» **Input rows**:
* START *
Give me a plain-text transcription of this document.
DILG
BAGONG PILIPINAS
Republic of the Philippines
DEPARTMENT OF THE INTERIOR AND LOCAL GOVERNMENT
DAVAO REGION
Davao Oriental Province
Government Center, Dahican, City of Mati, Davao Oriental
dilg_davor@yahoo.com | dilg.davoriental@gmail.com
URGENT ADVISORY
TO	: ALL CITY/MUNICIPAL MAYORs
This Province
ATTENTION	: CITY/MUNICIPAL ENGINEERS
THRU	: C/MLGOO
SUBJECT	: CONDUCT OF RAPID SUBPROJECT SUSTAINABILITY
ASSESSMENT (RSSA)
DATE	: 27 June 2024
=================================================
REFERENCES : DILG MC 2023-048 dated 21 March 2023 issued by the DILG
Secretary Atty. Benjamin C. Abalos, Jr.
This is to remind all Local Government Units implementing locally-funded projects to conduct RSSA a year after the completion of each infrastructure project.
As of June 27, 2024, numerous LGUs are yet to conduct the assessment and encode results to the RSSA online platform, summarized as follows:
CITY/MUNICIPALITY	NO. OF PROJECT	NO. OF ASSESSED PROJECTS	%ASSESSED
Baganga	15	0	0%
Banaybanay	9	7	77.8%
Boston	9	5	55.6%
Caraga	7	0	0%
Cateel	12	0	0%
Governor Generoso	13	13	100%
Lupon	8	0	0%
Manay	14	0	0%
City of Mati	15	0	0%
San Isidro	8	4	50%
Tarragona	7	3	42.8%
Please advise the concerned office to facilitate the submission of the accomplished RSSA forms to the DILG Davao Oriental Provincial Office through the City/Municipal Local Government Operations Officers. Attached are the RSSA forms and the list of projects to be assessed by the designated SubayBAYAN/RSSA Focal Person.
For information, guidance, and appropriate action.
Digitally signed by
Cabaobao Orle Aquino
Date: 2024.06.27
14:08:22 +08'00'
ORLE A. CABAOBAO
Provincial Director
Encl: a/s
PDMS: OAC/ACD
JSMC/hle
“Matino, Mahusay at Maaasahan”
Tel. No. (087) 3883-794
* END *
» **Work to be completed**: Give the number of lines in the data that contain "June", with no other words.

» **Expected answer**: 2